/---

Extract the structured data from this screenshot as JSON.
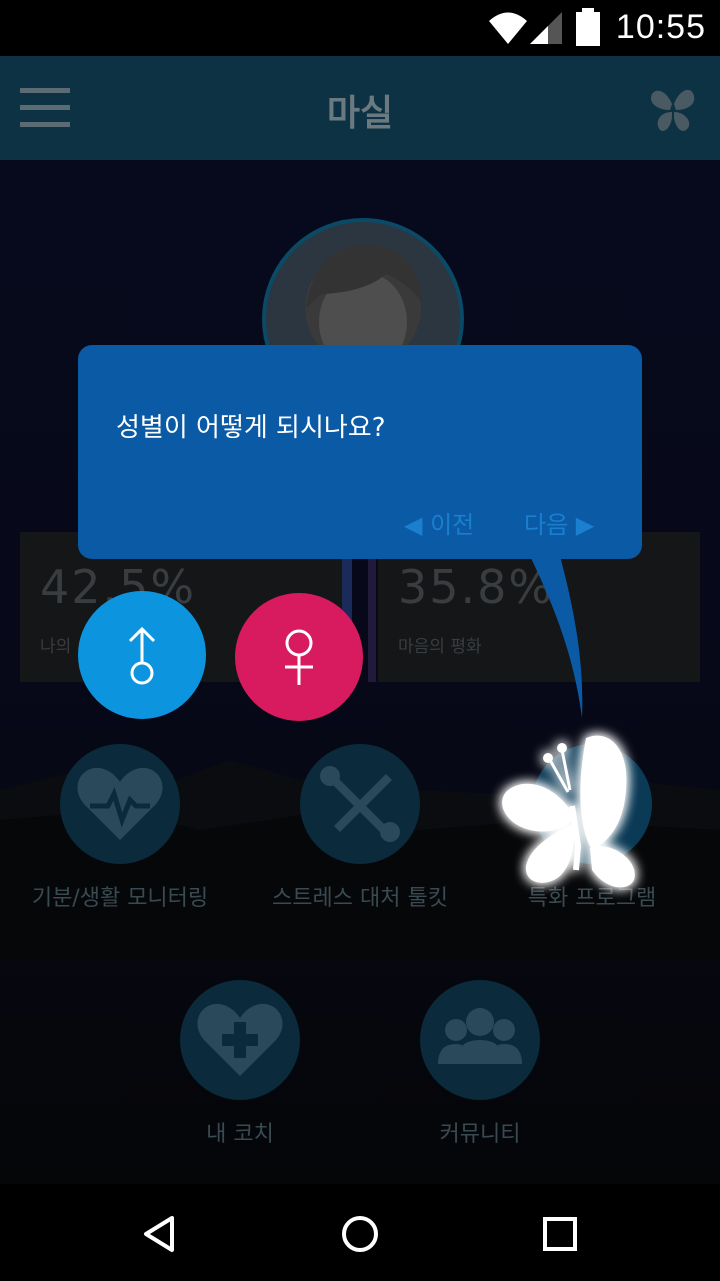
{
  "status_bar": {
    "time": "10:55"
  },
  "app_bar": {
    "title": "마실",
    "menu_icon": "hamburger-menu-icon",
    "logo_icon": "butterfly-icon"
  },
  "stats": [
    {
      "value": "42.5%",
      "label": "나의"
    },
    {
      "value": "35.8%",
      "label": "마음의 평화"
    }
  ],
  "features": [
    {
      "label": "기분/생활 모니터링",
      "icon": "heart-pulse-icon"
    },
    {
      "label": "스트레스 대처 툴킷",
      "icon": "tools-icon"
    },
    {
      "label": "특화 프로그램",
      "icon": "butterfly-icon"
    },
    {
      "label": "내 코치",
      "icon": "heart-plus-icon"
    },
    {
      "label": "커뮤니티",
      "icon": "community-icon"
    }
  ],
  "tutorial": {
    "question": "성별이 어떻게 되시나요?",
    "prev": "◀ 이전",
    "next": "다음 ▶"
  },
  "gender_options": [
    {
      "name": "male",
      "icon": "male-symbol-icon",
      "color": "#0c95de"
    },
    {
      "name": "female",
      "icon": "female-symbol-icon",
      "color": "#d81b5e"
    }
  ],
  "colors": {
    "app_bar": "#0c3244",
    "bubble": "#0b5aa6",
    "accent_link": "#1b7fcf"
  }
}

\---
/---

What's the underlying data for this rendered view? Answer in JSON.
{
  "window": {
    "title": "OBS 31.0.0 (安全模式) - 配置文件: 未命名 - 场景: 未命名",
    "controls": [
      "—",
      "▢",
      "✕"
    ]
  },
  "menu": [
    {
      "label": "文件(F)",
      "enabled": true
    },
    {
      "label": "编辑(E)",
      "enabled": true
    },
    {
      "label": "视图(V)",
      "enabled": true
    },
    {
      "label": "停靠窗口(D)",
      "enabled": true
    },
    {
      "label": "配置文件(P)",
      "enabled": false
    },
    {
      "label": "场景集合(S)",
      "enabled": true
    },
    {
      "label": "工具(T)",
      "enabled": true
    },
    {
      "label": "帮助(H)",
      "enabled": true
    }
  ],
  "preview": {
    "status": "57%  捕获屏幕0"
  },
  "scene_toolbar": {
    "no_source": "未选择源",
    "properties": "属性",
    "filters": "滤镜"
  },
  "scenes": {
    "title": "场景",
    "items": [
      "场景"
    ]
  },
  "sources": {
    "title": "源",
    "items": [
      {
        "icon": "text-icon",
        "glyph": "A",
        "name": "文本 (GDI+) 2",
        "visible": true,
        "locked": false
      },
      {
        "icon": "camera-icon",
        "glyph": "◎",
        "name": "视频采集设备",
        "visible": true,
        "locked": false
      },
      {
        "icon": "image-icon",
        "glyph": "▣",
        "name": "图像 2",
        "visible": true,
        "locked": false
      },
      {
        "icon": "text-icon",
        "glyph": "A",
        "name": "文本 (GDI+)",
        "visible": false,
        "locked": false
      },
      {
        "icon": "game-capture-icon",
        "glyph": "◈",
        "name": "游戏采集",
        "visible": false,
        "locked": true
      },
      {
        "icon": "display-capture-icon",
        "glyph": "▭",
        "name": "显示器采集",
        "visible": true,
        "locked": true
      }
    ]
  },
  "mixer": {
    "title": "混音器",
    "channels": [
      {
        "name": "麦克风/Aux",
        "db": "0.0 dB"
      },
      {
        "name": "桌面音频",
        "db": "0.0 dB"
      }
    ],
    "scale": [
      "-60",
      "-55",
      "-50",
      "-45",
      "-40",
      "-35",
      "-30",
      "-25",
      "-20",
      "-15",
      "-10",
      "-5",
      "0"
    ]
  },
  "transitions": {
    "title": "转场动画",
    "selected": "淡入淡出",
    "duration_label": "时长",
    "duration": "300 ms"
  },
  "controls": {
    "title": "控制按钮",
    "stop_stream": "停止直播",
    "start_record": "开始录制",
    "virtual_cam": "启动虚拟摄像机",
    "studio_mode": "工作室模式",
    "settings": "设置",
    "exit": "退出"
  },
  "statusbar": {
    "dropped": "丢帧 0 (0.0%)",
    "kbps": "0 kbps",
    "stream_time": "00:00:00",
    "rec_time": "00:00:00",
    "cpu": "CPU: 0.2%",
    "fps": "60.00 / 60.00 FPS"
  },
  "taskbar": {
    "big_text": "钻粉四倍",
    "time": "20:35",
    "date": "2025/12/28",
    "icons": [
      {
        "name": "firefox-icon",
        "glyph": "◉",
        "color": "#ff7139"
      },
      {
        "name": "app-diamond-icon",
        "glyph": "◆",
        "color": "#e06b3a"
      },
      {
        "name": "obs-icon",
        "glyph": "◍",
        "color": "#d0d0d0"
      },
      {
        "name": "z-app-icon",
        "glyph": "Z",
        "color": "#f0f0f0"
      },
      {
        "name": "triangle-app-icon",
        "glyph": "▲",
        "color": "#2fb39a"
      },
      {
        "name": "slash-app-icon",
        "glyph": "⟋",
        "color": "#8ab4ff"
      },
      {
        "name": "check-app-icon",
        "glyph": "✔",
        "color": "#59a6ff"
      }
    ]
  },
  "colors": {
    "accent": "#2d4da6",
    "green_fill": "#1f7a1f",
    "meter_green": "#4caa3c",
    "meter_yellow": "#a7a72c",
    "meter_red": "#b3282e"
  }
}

\---
/---

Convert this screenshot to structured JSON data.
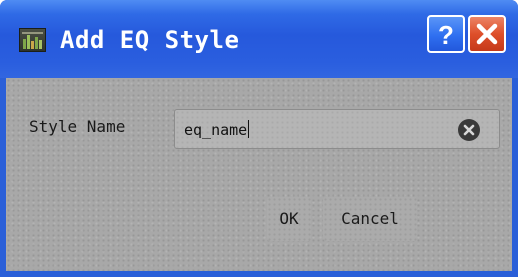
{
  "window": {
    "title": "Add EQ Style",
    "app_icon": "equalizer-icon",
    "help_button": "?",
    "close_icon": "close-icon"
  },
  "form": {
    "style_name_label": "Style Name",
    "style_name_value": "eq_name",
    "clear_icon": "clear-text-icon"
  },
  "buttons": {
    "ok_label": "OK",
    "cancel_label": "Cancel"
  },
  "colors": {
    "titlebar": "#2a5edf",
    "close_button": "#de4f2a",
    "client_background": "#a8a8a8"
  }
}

\---

▶ What you should do:
Report the number of lines in the entries above that include the word "data" and add nothing to it.

▶ Expected answer:
3